What this task involves: Every line of the records below should be restated exactly.
>> Start Data extract
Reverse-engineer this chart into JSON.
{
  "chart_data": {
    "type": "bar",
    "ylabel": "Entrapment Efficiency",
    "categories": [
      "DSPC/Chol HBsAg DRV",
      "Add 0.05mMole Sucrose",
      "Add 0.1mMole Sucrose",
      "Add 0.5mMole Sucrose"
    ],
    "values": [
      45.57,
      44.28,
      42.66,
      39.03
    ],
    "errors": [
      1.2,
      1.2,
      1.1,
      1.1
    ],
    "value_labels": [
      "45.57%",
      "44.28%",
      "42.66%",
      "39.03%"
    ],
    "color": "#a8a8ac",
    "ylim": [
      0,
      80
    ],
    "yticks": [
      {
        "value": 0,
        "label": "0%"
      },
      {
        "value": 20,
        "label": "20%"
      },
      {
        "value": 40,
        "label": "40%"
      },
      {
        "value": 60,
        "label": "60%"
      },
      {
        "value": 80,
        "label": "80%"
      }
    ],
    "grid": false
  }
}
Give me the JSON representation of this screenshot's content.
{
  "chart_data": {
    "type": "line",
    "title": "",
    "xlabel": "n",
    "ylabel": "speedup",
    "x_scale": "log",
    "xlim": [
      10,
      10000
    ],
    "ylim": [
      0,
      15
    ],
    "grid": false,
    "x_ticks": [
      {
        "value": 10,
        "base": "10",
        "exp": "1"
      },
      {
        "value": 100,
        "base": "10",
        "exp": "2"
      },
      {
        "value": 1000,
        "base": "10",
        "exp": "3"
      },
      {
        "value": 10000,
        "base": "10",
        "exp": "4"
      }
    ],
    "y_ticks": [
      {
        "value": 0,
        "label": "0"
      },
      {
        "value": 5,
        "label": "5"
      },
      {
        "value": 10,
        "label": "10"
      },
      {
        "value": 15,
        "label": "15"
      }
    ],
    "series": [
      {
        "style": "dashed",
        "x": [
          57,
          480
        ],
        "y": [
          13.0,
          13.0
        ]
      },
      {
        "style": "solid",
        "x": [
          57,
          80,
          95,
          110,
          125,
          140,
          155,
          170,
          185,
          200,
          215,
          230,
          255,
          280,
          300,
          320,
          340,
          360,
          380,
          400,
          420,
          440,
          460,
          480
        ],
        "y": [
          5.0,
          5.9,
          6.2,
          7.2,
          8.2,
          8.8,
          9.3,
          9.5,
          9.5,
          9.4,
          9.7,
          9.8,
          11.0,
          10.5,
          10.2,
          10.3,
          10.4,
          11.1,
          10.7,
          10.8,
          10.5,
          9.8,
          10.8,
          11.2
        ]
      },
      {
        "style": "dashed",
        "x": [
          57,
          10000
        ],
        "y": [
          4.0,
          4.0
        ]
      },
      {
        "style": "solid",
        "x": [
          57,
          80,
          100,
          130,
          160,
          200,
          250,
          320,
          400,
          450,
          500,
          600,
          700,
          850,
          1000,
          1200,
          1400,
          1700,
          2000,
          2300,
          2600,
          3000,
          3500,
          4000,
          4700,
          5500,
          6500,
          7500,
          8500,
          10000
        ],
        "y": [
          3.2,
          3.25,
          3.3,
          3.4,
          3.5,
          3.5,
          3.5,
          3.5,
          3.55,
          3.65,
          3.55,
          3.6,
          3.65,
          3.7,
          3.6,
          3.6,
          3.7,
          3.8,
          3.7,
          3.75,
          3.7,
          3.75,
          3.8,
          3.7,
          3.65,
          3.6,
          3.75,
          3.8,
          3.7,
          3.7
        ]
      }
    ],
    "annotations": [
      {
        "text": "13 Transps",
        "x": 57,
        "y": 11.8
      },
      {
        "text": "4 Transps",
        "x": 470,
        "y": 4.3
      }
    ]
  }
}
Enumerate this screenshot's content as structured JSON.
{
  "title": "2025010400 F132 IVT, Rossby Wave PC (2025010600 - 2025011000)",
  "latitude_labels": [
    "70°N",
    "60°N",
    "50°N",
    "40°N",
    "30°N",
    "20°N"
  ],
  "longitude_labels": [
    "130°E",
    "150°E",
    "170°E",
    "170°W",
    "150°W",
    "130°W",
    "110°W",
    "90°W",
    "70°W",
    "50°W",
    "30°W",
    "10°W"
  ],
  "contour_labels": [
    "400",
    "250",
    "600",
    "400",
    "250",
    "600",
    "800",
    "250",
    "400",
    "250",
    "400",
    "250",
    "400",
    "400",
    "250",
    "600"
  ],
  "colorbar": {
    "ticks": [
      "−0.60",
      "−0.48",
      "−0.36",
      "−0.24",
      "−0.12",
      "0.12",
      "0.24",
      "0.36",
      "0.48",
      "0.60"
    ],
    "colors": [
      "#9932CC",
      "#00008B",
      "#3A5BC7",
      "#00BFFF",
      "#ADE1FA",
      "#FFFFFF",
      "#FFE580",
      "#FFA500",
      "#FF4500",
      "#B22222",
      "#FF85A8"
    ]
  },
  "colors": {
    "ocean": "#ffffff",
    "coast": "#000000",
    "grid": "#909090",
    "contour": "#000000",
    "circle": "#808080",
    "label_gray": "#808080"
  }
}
>> End Data extract
Expected output:
Reverse-engineer this chart into JSON.
{
  "chart_data": {
    "type": "bar",
    "ylabel": "Entrapment Efficiency",
    "categories": [
      "DSPC/Chol HBsAg DRV",
      "Add 0.05mMole Sucrose",
      "Add 0.1mMole Sucrose",
      "Add 0.5mMole Sucrose"
    ],
    "values": [
      45.57,
      44.28,
      42.66,
      39.03
    ],
    "errors": [
      1.2,
      1.2,
      1.1,
      1.1
    ],
    "value_labels": [
      "45.57%",
      "44.28%",
      "42.66%",
      "39.03%"
    ],
    "color": "#a8a8ac",
    "ylim": [
      0,
      80
    ],
    "yticks": [
      {
        "value": 0,
        "label": "0%"
      },
      {
        "value": 20,
        "label": "20%"
      },
      {
        "value": 40,
        "label": "40%"
      },
      {
        "value": 60,
        "label": "60%"
      },
      {
        "value": 80,
        "label": "80%"
      }
    ],
    "grid": false
  }
}
Give me the JSON representation of this screenshot's content.
{
  "chart_data": {
    "type": "line",
    "title": "",
    "xlabel": "n",
    "ylabel": "speedup",
    "x_scale": "log",
    "xlim": [
      10,
      10000
    ],
    "ylim": [
      0,
      15
    ],
    "grid": false,
    "x_ticks": [
      {
        "value": 10,
        "base": "10",
        "exp": "1"
      },
      {
        "value": 100,
        "base": "10",
        "exp": "2"
      },
      {
        "value": 1000,
        "base": "10",
        "exp": "3"
      },
      {
        "value": 10000,
        "base": "10",
        "exp": "4"
      }
    ],
    "y_ticks": [
      {
        "value": 0,
        "label": "0"
      },
      {
        "value": 5,
        "label": "5"
      },
      {
        "value": 10,
        "label": "10"
      },
      {
        "value": 15,
        "label": "15"
      }
    ],
    "series": [
      {
        "style": "dashed",
        "x": [
          57,
          480
        ],
        "y": [
          13.0,
          13.0
        ]
      },
      {
        "style": "solid",
        "x": [
          57,
          80,
          95,
          110,
          125,
          140,
          155,
          170,
          185,
          200,
          215,
          230,
          255,
          280,
          300,
          320,
          340,
          360,
          380,
          400,
          420,
          440,
          460,
          480
        ],
        "y": [
          5.0,
          5.9,
          6.2,
          7.2,
          8.2,
          8.8,
          9.3,
          9.5,
          9.5,
          9.4,
          9.7,
          9.8,
          11.0,
          10.5,
          10.2,
          10.3,
          10.4,
          11.1,
          10.7,
          10.8,
          10.5,
          9.8,
          10.8,
          11.2
        ]
      },
      {
        "style": "dashed",
        "x": [
          57,
          10000
        ],
        "y": [
          4.0,
          4.0
        ]
      },
      {
        "style": "solid",
        "x": [
          57,
          80,
          100,
          130,
          160,
          200,
          250,
          320,
          400,
          450,
          500,
          600,
          700,
          850,
          1000,
          1200,
          1400,
          1700,
          2000,
          2300,
          2600,
          3000,
          3500,
          4000,
          4700,
          5500,
          6500,
          7500,
          8500,
          10000
        ],
        "y": [
          3.2,
          3.25,
          3.3,
          3.4,
          3.5,
          3.5,
          3.5,
          3.5,
          3.55,
          3.65,
          3.55,
          3.6,
          3.65,
          3.7,
          3.6,
          3.6,
          3.7,
          3.8,
          3.7,
          3.75,
          3.7,
          3.75,
          3.8,
          3.7,
          3.65,
          3.6,
          3.75,
          3.8,
          3.7,
          3.7
        ]
      }
    ],
    "annotations": [
      {
        "text": "13 Transps",
        "x": 57,
        "y": 11.8
      },
      {
        "text": "4 Transps",
        "x": 470,
        "y": 4.3
      }
    ]
  }
}
Enumerate this screenshot's content as structured JSON.
{
  "title": "2025010400 F132 IVT, Rossby Wave PC (2025010600 - 2025011000)",
  "latitude_labels": [
    "70°N",
    "60°N",
    "50°N",
    "40°N",
    "30°N",
    "20°N"
  ],
  "longitude_labels": [
    "130°E",
    "150°E",
    "170°E",
    "170°W",
    "150°W",
    "130°W",
    "110°W",
    "90°W",
    "70°W",
    "50°W",
    "30°W",
    "10°W"
  ],
  "contour_labels": [
    "400",
    "250",
    "600",
    "400",
    "250",
    "600",
    "800",
    "250",
    "400",
    "250",
    "400",
    "250",
    "400",
    "400",
    "250",
    "600"
  ],
  "colorbar": {
    "ticks": [
      "−0.60",
      "−0.48",
      "−0.36",
      "−0.24",
      "−0.12",
      "0.12",
      "0.24",
      "0.36",
      "0.48",
      "0.60"
    ],
    "colors": [
      "#9932CC",
      "#00008B",
      "#3A5BC7",
      "#00BFFF",
      "#ADE1FA",
      "#FFFFFF",
      "#FFE580",
      "#FFA500",
      "#FF4500",
      "#B22222",
      "#FF85A8"
    ]
  },
  "colors": {
    "ocean": "#ffffff",
    "coast": "#000000",
    "grid": "#909090",
    "contour": "#000000",
    "circle": "#808080",
    "label_gray": "#808080"
  }
}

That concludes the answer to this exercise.